▸ **What the task requires**:
Below are records. Copy every line with "Total" in it.

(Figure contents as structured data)
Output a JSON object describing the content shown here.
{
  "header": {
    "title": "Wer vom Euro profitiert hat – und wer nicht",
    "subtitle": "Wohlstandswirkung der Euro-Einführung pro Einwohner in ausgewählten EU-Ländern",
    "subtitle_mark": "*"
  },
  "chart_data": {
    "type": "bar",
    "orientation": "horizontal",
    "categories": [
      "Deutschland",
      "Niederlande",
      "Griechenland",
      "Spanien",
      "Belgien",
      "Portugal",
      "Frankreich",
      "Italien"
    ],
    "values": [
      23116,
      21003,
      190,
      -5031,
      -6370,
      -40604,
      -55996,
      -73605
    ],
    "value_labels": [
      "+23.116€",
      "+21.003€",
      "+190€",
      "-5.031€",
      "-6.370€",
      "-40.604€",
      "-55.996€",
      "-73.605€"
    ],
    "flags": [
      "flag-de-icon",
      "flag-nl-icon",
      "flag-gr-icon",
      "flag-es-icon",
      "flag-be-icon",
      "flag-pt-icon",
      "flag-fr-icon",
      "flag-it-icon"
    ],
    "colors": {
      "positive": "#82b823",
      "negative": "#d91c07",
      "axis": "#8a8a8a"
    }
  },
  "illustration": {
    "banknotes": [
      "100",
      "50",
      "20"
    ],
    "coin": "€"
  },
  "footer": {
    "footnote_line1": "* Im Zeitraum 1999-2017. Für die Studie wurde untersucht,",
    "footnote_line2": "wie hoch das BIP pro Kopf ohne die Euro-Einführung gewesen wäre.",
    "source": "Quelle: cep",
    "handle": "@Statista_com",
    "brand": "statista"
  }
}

--

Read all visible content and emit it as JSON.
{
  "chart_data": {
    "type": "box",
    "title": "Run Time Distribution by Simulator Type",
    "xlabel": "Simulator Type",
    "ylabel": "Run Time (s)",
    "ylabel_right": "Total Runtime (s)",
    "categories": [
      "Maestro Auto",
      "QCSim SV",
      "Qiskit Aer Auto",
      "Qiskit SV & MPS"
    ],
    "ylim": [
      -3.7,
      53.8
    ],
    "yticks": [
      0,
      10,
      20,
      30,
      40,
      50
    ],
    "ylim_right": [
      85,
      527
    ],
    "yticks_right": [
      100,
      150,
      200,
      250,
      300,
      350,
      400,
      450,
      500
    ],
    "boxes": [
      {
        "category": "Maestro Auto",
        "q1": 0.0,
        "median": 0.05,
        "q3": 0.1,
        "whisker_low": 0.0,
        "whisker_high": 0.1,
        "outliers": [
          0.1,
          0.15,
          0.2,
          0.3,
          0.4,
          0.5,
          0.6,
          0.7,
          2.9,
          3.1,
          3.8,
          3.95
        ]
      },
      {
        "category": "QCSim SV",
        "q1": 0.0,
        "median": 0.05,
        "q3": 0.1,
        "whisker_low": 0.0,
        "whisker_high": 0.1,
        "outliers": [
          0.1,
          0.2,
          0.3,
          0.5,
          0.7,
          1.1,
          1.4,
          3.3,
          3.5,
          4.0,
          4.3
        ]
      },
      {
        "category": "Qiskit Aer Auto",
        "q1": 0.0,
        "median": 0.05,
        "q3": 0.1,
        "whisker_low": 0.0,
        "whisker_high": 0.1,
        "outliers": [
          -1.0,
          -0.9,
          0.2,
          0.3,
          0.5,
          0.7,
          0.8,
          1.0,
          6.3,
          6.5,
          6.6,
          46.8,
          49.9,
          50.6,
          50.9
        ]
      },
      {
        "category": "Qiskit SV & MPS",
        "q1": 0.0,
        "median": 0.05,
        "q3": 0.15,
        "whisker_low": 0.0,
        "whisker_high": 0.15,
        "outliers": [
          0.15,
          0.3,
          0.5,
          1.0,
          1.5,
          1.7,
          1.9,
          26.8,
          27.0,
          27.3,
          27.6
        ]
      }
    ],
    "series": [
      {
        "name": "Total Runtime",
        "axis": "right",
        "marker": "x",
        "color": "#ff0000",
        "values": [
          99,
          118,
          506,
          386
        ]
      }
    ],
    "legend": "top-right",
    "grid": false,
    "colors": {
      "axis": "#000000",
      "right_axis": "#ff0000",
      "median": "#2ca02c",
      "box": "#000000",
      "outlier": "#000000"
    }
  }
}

▸ **Solved exercise**:
    "ylabel_right": "Total Runtime (s)",
        "name": "Total Runtime",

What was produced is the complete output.